- [PROBLEM TO SOLVE]: Set down the material below in full, matching it exactly.

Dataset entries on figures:
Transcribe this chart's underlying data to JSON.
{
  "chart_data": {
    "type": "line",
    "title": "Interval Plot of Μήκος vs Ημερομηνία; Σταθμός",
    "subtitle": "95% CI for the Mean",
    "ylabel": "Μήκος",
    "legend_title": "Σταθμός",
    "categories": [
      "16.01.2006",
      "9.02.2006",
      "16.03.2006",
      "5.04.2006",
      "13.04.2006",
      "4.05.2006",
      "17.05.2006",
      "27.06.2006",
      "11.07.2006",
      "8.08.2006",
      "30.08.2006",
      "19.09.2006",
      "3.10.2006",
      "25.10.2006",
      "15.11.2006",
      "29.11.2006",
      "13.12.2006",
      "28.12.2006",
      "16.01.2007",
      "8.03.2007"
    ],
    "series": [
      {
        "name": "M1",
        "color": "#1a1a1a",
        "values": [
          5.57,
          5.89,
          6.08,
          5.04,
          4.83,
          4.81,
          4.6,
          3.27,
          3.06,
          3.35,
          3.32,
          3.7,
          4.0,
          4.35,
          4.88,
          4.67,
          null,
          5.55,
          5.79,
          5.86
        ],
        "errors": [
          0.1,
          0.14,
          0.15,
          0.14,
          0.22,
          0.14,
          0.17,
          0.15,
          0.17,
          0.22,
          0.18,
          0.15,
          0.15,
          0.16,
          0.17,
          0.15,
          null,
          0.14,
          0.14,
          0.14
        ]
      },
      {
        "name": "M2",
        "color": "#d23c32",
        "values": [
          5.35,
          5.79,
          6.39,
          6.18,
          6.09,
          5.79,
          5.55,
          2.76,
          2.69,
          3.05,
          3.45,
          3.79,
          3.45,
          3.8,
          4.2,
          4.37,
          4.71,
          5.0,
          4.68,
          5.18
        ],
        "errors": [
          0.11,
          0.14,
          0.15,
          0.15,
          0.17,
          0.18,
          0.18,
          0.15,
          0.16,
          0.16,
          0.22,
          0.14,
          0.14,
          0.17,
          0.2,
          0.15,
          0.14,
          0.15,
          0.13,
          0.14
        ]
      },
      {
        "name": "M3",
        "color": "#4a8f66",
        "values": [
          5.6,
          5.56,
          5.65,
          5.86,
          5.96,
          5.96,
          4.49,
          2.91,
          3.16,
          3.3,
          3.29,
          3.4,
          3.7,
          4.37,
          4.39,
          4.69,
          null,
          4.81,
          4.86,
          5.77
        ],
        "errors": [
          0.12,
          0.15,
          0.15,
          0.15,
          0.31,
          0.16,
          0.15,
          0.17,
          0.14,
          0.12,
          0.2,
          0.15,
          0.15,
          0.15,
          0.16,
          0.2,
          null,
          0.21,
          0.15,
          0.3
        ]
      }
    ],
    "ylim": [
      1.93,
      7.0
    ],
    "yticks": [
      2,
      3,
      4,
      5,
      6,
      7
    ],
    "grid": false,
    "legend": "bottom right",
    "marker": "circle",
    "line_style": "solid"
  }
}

- [THE ANSWER]:
Transcribe this chart's underlying data to JSON.
{
  "chart_data": {
    "type": "line",
    "title": "Interval Plot of Μήκος vs Ημερομηνία; Σταθμός",
    "subtitle": "95% CI for the Mean",
    "ylabel": "Μήκος",
    "legend_title": "Σταθμός",
    "categories": [
      "16.01.2006",
      "9.02.2006",
      "16.03.2006",
      "5.04.2006",
      "13.04.2006",
      "4.05.2006",
      "17.05.2006",
      "27.06.2006",
      "11.07.2006",
      "8.08.2006",
      "30.08.2006",
      "19.09.2006",
      "3.10.2006",
      "25.10.2006",
      "15.11.2006",
      "29.11.2006",
      "13.12.2006",
      "28.12.2006",
      "16.01.2007",
      "8.03.2007"
    ],
    "series": [
      {
        "name": "M1",
        "color": "#1a1a1a",
        "values": [
          5.57,
          5.89,
          6.08,
          5.04,
          4.83,
          4.81,
          4.6,
          3.27,
          3.06,
          3.35,
          3.32,
          3.7,
          4.0,
          4.35,
          4.88,
          4.67,
          null,
          5.55,
          5.79,
          5.86
        ],
        "errors": [
          0.1,
          0.14,
          0.15,
          0.14,
          0.22,
          0.14,
          0.17,
          0.15,
          0.17,
          0.22,
          0.18,
          0.15,
          0.15,
          0.16,
          0.17,
          0.15,
          null,
          0.14,
          0.14,
          0.14
        ]
      },
      {
        "name": "M2",
        "color": "#d23c32",
        "values": [
          5.35,
          5.79,
          6.39,
          6.18,
          6.09,
          5.79,
          5.55,
          2.76,
          2.69,
          3.05,
          3.45,
          3.79,
          3.45,
          3.8,
          4.2,
          4.37,
          4.71,
          5.0,
          4.68,
          5.18
        ],
        "errors": [
          0.11,
          0.14,
          0.15,
          0.15,
          0.17,
          0.18,
          0.18,
          0.15,
          0.16,
          0.16,
          0.22,
          0.14,
          0.14,
          0.17,
          0.2,
          0.15,
          0.14,
          0.15,
          0.13,
          0.14
        ]
      },
      {
        "name": "M3",
        "color": "#4a8f66",
        "values": [
          5.6,
          5.56,
          5.65,
          5.86,
          5.96,
          5.96,
          4.49,
          2.91,
          3.16,
          3.3,
          3.29,
          3.4,
          3.7,
          4.37,
          4.39,
          4.69,
          null,
          4.81,
          4.86,
          5.77
        ],
        "errors": [
          0.12,
          0.15,
          0.15,
          0.15,
          0.31,
          0.16,
          0.15,
          0.17,
          0.14,
          0.12,
          0.2,
          0.15,
          0.15,
          0.15,
          0.16,
          0.2,
          null,
          0.21,
          0.15,
          0.3
        ]
      }
    ],
    "ylim": [
      1.93,
      7.0
    ],
    "yticks": [
      2,
      3,
      4,
      5,
      6,
      7
    ],
    "grid": false,
    "legend": "bottom right",
    "marker": "circle",
    "line_style": "solid"
  }
}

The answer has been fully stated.